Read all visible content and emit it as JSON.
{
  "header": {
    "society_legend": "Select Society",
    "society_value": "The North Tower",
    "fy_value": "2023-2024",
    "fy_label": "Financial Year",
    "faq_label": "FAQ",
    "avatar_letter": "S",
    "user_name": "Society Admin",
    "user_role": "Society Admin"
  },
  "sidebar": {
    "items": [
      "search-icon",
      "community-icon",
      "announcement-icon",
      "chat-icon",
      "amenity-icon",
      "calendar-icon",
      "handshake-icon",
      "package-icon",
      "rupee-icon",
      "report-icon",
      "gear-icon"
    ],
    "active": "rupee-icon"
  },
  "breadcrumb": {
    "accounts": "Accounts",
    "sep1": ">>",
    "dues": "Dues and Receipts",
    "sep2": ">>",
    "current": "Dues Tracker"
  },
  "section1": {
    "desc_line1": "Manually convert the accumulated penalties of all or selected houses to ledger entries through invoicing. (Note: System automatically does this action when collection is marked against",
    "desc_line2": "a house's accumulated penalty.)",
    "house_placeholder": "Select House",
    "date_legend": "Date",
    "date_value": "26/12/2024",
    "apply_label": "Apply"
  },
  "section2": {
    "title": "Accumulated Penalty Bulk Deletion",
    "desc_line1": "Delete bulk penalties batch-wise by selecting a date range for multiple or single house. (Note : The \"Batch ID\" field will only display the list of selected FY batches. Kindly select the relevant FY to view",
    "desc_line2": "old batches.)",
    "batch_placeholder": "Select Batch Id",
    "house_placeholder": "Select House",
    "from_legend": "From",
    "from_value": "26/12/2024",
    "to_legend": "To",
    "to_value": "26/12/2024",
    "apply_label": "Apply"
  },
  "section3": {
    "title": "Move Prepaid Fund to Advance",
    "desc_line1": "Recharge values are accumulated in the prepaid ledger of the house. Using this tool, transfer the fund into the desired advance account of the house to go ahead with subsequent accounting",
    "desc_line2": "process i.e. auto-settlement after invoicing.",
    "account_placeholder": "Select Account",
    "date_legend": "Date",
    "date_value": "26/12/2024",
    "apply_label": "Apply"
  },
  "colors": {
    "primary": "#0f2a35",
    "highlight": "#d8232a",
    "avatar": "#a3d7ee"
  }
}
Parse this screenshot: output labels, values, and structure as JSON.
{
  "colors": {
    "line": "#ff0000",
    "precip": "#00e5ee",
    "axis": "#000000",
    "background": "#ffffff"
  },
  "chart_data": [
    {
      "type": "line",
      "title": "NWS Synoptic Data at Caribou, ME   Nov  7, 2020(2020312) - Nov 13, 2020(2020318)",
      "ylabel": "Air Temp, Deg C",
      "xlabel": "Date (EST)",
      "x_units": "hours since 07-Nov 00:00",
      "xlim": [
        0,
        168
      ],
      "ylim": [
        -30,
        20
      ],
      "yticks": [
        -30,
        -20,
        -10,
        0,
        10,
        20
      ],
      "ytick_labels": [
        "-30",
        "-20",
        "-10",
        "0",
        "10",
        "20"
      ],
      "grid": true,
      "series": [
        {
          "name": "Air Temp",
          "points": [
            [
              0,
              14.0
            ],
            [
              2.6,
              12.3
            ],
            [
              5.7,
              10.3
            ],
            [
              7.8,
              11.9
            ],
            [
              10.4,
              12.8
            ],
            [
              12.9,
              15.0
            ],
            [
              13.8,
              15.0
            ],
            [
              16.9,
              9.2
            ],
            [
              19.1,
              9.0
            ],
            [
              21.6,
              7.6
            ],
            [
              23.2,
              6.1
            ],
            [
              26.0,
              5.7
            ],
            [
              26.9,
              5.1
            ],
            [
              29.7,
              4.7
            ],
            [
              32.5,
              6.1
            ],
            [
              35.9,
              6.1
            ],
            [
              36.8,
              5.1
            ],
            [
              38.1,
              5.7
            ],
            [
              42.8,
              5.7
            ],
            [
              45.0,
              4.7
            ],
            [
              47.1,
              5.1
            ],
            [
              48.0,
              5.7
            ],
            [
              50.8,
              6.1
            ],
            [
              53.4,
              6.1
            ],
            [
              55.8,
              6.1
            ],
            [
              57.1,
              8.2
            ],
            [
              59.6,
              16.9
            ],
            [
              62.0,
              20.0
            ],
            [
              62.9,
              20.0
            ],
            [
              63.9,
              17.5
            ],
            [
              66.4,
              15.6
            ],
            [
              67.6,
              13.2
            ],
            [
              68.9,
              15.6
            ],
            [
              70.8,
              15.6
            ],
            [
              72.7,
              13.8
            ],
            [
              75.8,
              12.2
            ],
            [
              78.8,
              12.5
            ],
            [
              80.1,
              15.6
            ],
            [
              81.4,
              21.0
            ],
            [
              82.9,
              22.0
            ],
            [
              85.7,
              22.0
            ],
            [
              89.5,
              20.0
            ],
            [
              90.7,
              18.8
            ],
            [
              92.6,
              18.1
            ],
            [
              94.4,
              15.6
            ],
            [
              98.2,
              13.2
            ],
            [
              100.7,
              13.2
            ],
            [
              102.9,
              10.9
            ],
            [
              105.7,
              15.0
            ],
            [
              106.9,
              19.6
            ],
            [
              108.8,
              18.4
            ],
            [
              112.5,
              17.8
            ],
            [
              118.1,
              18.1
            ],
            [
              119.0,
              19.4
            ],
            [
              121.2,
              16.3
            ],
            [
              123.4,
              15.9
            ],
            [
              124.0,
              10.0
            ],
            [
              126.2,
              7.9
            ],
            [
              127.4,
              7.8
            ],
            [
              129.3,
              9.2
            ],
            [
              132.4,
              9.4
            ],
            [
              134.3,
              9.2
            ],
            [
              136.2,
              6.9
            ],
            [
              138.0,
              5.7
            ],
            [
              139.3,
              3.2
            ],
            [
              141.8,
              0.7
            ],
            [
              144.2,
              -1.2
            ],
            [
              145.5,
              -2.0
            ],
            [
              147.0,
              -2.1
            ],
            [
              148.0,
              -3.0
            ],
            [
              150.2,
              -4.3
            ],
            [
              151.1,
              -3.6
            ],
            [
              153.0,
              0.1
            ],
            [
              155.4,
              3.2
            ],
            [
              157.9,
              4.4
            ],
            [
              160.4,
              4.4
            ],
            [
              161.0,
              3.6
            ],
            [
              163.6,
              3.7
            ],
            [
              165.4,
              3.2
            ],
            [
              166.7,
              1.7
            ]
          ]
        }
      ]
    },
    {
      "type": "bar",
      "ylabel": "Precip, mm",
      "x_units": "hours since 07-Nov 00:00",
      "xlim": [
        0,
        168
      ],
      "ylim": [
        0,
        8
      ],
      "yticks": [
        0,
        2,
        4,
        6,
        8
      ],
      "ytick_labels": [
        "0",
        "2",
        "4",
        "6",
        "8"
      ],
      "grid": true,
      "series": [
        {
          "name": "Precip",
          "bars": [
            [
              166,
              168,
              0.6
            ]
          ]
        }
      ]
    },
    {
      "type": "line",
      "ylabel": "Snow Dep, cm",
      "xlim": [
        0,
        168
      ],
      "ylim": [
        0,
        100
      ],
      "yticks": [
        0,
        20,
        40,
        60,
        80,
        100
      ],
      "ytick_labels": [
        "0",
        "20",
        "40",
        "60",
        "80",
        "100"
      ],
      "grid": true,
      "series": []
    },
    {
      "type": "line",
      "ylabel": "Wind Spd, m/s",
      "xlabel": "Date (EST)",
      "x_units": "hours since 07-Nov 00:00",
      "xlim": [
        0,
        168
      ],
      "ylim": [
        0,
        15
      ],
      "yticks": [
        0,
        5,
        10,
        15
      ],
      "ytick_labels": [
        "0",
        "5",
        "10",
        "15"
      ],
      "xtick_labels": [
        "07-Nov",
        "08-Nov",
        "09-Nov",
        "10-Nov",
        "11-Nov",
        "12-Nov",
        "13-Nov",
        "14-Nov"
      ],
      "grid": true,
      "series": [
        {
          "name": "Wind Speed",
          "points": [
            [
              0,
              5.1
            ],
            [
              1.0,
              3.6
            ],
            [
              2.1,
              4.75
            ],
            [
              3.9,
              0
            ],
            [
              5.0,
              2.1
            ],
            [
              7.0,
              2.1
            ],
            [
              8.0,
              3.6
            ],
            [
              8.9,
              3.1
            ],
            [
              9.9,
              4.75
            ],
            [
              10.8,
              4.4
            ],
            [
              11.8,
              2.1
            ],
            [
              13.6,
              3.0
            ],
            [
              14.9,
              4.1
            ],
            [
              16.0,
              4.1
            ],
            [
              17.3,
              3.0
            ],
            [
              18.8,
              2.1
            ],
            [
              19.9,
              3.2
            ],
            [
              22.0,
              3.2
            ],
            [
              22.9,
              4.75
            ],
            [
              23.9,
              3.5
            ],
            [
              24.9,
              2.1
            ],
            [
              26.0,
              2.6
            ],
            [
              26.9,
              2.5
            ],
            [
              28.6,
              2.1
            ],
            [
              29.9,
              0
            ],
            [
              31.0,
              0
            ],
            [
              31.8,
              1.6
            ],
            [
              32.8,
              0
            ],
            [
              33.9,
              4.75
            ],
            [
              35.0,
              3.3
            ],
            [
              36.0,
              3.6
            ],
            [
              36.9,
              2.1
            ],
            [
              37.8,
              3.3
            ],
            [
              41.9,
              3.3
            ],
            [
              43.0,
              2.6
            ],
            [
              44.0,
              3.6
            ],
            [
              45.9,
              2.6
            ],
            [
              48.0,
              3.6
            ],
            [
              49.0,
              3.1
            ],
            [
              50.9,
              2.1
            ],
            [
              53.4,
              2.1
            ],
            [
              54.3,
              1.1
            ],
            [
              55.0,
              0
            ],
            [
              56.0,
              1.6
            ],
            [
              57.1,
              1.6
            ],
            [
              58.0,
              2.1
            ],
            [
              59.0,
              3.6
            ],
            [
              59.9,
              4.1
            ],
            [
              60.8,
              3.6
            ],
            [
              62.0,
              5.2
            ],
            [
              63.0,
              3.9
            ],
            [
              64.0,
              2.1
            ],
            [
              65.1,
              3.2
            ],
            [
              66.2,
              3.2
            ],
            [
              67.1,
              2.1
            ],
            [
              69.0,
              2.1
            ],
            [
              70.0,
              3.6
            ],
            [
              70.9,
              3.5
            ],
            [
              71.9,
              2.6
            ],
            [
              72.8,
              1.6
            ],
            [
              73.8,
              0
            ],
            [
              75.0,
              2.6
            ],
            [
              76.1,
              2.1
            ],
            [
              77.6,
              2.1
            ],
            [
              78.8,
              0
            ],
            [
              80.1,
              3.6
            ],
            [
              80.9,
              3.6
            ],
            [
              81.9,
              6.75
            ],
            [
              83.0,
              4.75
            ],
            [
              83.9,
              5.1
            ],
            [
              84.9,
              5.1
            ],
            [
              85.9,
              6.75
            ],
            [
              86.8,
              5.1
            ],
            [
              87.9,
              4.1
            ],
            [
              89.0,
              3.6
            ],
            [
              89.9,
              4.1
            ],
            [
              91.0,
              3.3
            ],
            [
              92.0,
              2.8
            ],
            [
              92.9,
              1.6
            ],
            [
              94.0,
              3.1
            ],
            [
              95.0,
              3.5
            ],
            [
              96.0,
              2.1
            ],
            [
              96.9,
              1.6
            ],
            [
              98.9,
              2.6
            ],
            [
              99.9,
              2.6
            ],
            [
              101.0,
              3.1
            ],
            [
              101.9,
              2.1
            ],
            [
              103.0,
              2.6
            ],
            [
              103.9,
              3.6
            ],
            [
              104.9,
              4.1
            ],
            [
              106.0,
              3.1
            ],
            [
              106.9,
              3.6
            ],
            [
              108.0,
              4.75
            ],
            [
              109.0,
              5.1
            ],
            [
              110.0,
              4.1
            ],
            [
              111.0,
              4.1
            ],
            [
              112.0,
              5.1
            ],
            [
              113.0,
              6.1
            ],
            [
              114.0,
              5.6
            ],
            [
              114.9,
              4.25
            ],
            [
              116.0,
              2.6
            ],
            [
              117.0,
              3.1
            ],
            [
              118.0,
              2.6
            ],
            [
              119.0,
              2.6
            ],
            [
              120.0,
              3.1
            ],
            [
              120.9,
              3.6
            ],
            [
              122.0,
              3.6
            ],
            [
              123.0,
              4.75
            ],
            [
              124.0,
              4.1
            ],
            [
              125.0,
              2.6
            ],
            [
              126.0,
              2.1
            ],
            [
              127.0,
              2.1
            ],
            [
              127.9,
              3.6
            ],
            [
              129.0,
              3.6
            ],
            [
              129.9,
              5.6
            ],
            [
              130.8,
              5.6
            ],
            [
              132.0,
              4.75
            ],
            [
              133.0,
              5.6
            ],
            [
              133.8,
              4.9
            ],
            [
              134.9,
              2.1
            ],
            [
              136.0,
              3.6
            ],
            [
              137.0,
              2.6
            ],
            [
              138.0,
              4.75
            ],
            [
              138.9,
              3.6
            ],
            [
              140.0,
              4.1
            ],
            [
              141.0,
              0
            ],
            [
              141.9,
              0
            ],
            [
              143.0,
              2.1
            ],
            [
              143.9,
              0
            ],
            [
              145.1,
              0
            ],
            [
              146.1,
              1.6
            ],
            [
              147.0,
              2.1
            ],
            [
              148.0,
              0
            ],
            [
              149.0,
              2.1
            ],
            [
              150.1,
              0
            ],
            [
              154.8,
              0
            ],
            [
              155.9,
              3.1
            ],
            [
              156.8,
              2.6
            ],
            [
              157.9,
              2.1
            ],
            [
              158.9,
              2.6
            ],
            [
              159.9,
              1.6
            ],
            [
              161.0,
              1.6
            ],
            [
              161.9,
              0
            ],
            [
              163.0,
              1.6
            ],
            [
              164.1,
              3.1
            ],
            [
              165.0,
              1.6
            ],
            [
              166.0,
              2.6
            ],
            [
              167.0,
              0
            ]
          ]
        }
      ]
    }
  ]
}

# Problem details:
Extract every line from the records above that contains the word "JSON".

# Problem solution:
Read all visible content and emit it as JSON.
Parse this screenshot: output labels, values, and structure as JSON.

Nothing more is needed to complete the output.